Excerpted records: Begin
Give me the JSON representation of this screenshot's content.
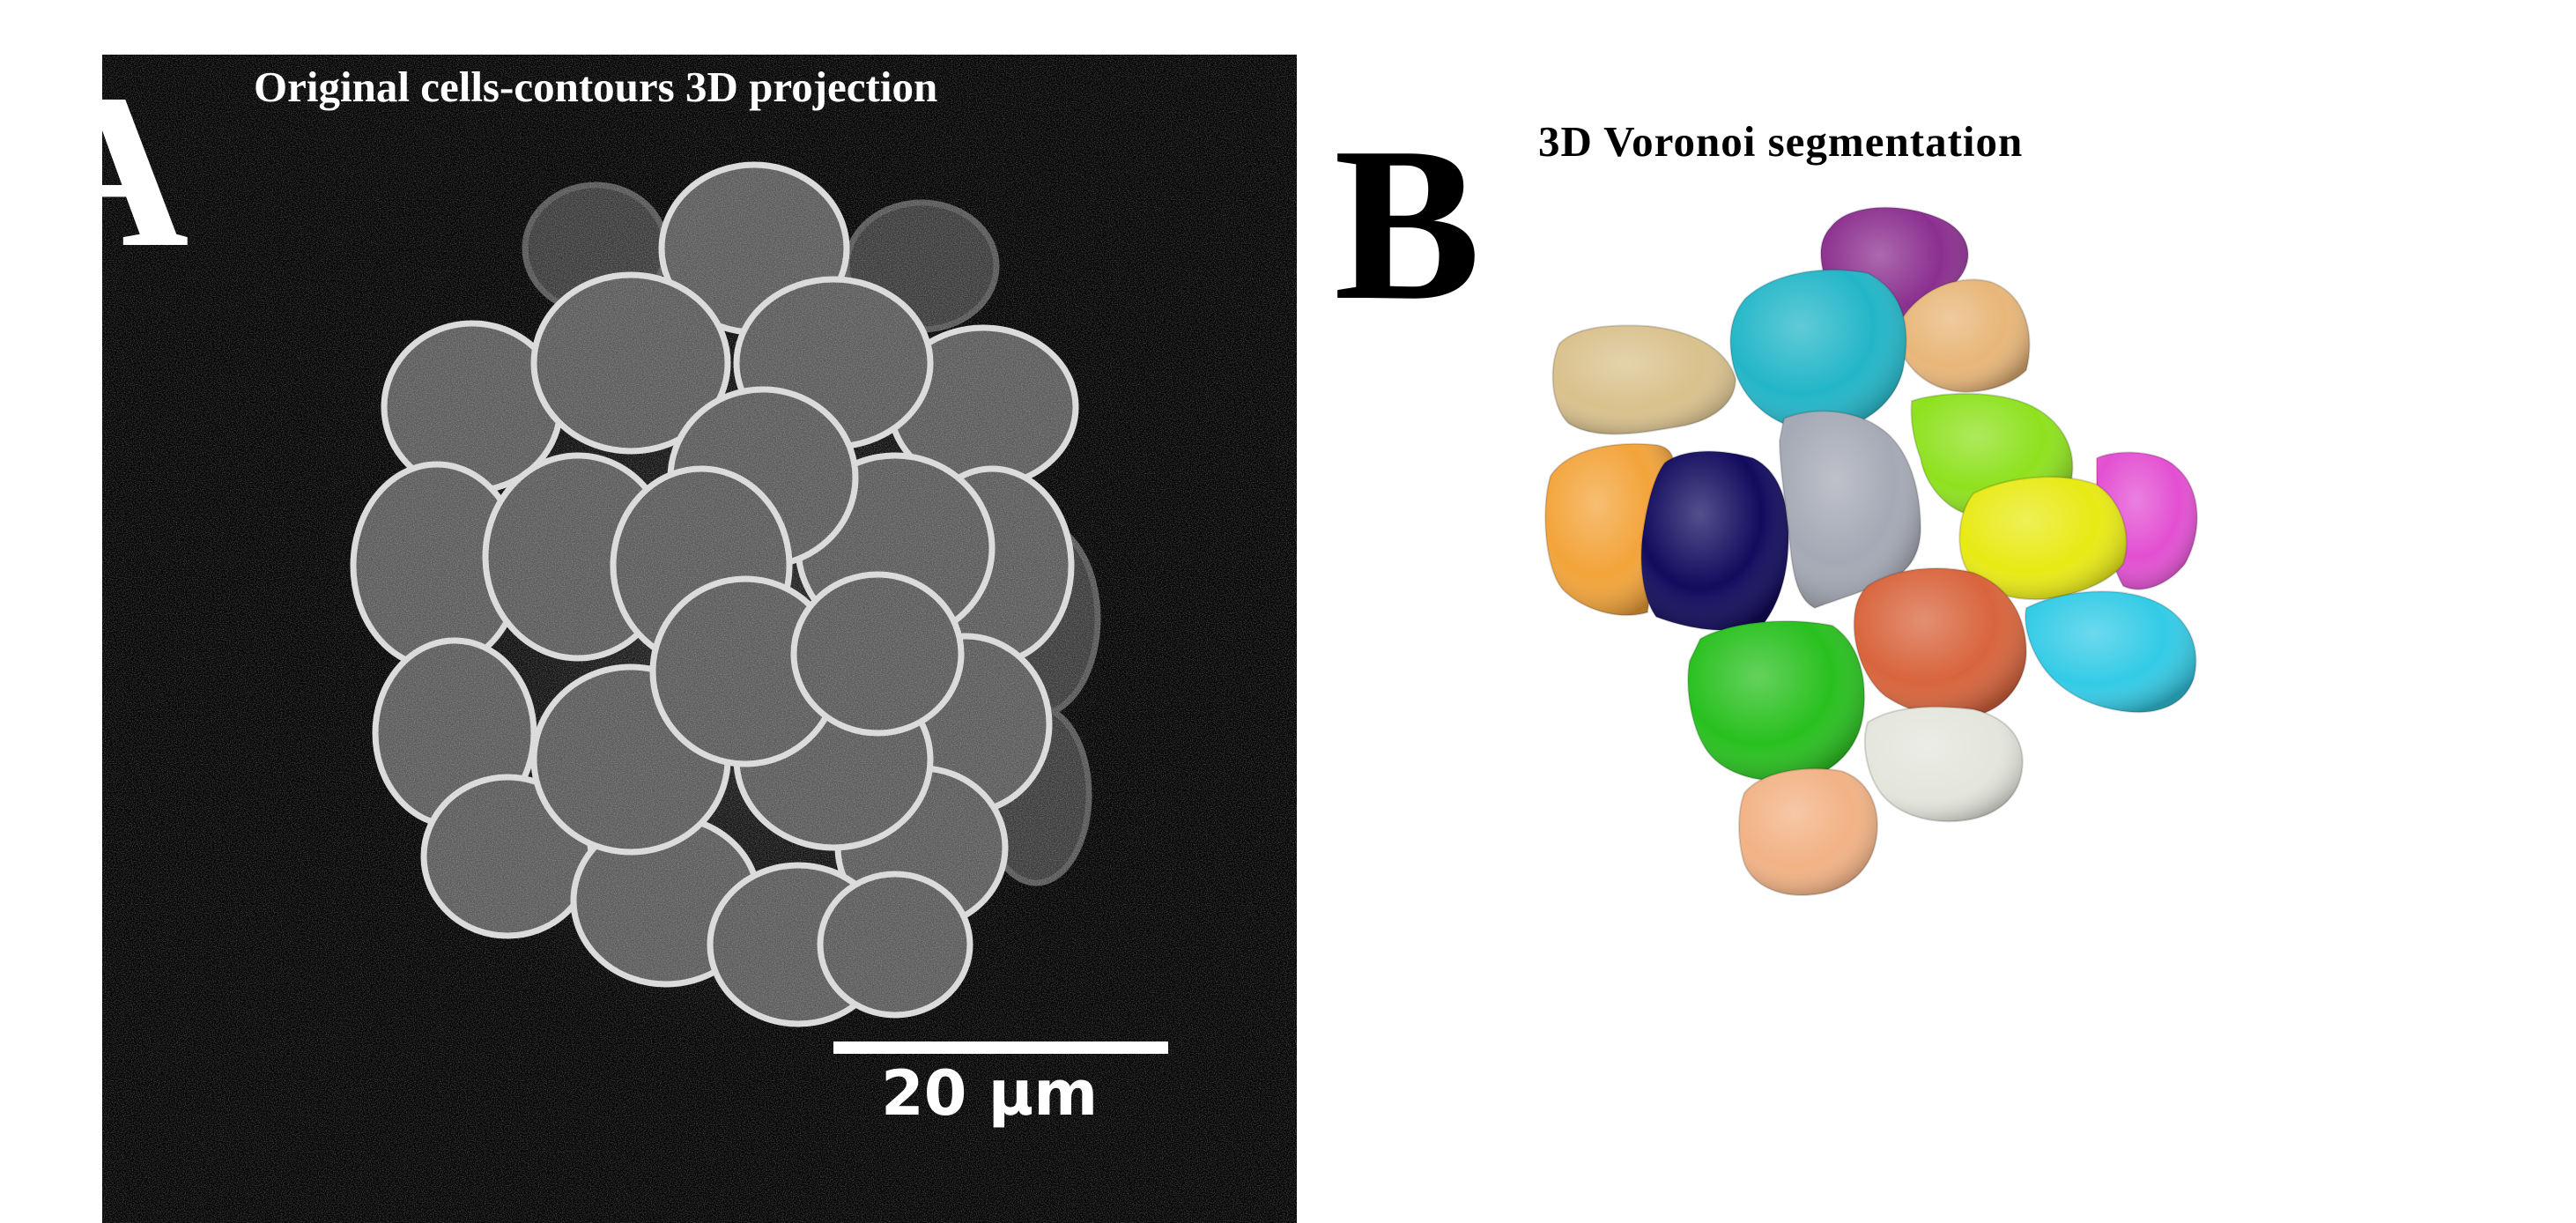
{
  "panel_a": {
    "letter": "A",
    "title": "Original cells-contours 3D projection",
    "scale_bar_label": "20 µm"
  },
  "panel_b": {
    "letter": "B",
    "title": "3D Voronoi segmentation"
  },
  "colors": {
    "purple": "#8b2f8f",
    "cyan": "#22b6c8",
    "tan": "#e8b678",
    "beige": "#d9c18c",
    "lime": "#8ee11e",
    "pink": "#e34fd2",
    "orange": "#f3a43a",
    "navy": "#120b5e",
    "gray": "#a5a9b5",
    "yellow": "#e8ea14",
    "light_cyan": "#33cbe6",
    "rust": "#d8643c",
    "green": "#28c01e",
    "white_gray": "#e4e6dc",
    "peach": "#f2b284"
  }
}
Excerpted records: End
### What the task asks
Only the pictures stay out; everything else in the listing above must be repeated exactly.

### Task output
Give me the JSON representation of this screenshot's content.
{
  "panel_a": {
    "letter": "A",
    "title": "Original cells-contours 3D projection",
    "scale_bar_label": "20 µm"
  },
  "panel_b": {
    "letter": "B",
    "title": "3D Voronoi segmentation"
  },
  "colors": {
    "purple": "#8b2f8f",
    "cyan": "#22b6c8",
    "tan": "#e8b678",
    "beige": "#d9c18c",
    "lime": "#8ee11e",
    "pink": "#e34fd2",
    "orange": "#f3a43a",
    "navy": "#120b5e",
    "gray": "#a5a9b5",
    "yellow": "#e8ea14",
    "light_cyan": "#33cbe6",
    "rust": "#d8643c",
    "green": "#28c01e",
    "white_gray": "#e4e6dc",
    "peach": "#f2b284"
  }
}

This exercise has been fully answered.